# START OF Input records

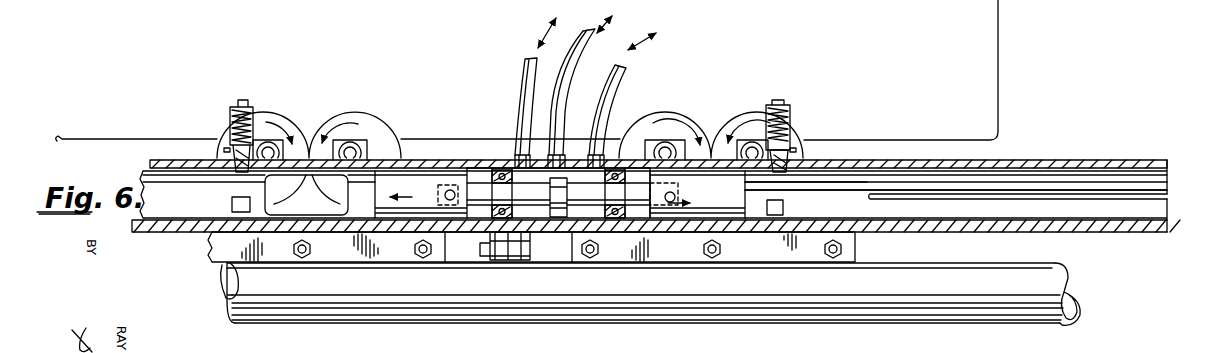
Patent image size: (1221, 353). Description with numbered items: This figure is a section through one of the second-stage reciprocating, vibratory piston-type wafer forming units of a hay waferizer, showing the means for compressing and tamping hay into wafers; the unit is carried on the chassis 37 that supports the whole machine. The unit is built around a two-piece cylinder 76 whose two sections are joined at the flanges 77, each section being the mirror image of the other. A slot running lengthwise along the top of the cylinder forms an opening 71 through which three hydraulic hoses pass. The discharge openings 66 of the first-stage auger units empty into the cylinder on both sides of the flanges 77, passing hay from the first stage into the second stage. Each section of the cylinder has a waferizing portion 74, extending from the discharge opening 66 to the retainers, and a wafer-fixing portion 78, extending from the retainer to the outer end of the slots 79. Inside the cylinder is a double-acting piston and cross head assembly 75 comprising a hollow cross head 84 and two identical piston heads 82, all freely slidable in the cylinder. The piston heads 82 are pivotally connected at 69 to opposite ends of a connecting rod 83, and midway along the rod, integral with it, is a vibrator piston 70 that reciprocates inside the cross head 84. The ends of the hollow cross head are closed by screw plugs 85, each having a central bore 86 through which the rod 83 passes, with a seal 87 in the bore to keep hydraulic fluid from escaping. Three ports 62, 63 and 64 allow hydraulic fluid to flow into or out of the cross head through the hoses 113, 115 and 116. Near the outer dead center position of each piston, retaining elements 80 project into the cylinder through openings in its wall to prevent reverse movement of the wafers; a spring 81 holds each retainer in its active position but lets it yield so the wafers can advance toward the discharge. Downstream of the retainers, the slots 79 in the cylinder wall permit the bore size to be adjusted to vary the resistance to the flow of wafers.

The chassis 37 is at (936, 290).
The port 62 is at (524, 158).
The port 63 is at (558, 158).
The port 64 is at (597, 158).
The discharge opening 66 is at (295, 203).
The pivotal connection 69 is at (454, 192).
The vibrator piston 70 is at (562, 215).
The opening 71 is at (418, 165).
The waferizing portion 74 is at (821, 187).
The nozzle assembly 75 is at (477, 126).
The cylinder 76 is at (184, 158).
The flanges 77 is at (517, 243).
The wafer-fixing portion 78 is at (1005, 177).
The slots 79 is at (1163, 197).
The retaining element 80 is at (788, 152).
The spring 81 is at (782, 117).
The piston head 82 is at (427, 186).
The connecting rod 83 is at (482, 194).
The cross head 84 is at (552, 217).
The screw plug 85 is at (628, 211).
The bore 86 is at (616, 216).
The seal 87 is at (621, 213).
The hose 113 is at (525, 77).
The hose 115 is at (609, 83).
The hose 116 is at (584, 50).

# END OF Input records
# START OF Input records

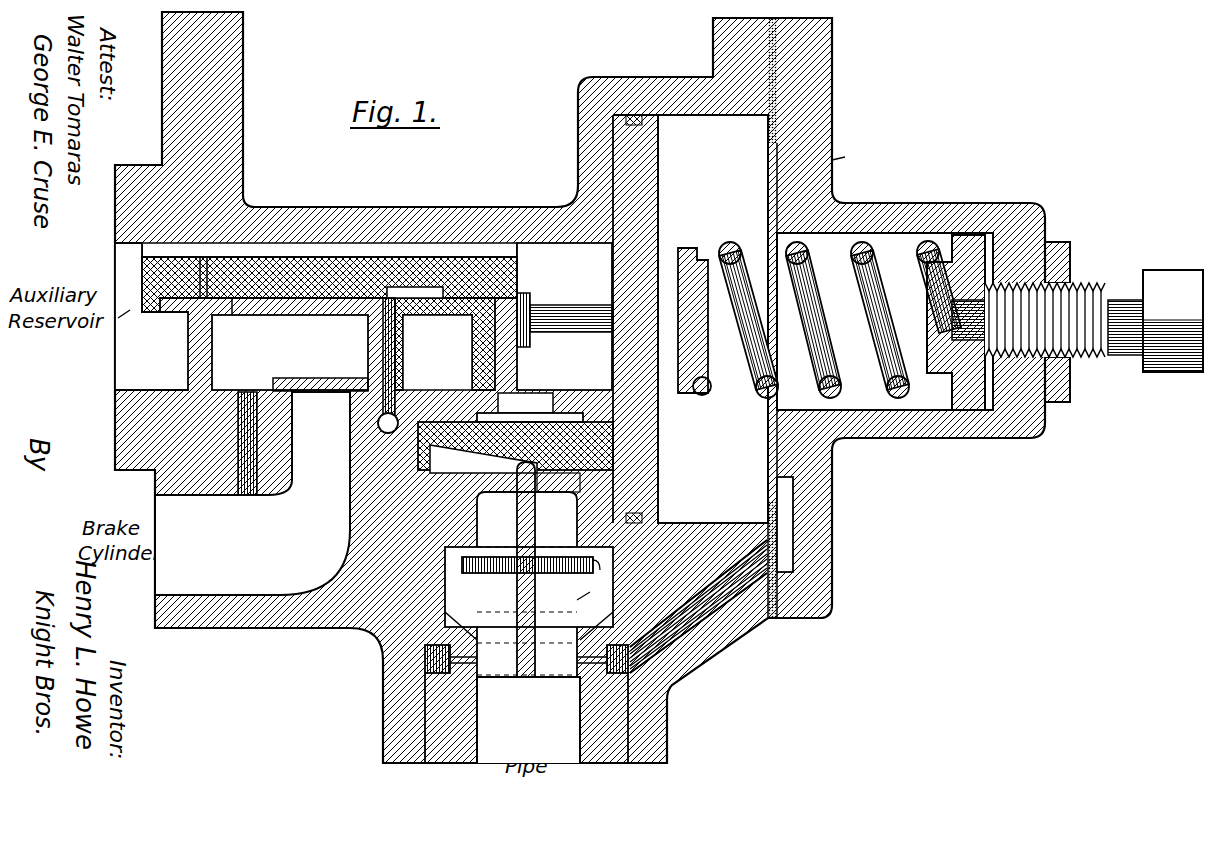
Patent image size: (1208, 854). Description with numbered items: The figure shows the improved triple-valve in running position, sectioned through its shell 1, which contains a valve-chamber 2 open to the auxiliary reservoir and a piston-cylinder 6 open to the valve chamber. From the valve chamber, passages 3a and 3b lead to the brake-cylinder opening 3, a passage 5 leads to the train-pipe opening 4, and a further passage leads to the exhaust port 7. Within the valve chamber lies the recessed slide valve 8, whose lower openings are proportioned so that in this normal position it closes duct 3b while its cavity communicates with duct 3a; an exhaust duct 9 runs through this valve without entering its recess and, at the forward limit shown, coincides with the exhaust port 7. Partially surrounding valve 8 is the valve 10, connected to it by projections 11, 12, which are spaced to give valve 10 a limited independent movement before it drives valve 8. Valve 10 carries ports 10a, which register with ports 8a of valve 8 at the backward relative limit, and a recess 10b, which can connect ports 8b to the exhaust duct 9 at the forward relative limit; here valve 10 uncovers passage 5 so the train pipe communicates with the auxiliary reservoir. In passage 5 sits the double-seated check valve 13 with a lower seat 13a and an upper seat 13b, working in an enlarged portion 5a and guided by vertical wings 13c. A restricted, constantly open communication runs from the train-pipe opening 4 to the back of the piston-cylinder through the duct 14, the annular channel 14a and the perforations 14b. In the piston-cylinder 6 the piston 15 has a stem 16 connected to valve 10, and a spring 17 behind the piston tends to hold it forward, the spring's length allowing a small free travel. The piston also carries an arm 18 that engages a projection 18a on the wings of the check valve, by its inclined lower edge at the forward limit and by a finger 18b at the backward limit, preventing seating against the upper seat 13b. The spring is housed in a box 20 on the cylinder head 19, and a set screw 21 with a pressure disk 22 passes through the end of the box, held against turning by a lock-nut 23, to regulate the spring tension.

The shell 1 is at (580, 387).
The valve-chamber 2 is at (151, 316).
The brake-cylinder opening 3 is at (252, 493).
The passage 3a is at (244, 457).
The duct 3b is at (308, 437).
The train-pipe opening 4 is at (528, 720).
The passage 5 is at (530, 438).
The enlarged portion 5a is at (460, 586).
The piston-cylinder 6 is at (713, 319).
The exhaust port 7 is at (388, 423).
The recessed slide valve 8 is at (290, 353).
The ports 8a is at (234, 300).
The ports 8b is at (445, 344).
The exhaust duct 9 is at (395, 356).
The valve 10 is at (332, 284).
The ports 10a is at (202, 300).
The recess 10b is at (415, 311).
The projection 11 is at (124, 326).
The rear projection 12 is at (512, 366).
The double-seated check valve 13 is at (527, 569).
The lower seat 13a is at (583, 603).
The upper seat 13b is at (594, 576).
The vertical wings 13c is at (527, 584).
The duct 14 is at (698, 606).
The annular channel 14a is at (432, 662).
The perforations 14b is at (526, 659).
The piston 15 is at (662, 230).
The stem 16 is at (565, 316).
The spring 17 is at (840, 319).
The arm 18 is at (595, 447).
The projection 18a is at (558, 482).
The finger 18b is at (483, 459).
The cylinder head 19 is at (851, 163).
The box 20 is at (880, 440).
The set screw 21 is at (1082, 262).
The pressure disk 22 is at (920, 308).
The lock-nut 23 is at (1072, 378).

# END OF Input records

Your task ▸
Copy the data from the line with "Patent image size: (1221, 353)." up to and including the line with "The vibrator piston 70 is at (562, 215).".

Reply ▸
Patent image size: (1221, 353). Description with numbered items: This figure is a section through one of the second-stage reciprocating, vibratory piston-type wafer forming units of a hay waferizer, showing the means for compressing and tamping hay into wafers; the unit is carried on the chassis 37 that supports the whole machine. The unit is built around a two-piece cylinder 76 whose two sections are joined at the flanges 77, each section being the mirror image of the other. A slot running lengthwise along the top of the cylinder forms an opening 71 through which three hydraulic hoses pass. The discharge openings 66 of the first-stage auger units empty into the cylinder on both sides of the flanges 77, passing hay from the first stage into the second stage. Each section of the cylinder has a waferizing portion 74, extending from the discharge opening 66 to the retainers, and a wafer-fixing portion 78, extending from the retainer to the outer end of the slots 79. Inside the cylinder is a double-acting piston and cross head assembly 75 comprising a hollow cross head 84 and two identical piston heads 82, all freely slidable in the cylinder. The piston heads 82 are pivotally connected at 69 to opposite ends of a connecting rod 83, and midway along the rod, integral with it, is a vibrator piston 70 that reciprocates inside the cross head 84. The ends of the hollow cross head are closed by screw plugs 85, each having a central bore 86 through which the rod 83 passes, with a seal 87 in the bore to keep hydraulic fluid from escaping. Three ports 62, 63 and 64 allow hydraulic fluid to flow into or out of the cross head through the hoses 113, 115 and 116. Near the outer dead center position of each piston, retaining elements 80 project into the cylinder through openings in its wall to prevent reverse movement of the wafers; a spring 81 holds each retainer in its active position but lets it yield so the wafers can advance toward the discharge. Downstream of the retainers, the slots 79 in the cylinder wall permit the bore size to be adjusted to vary the resistance to the flow of wafers.

The chassis 37 is at (936, 290).
The port 62 is at (524, 158).
The port 63 is at (558, 158).
The port 64 is at (597, 158).
The discharge opening 66 is at (295, 203).
The pivotal connection 69 is at (454, 192).
The vibrator piston 70 is at (562, 215).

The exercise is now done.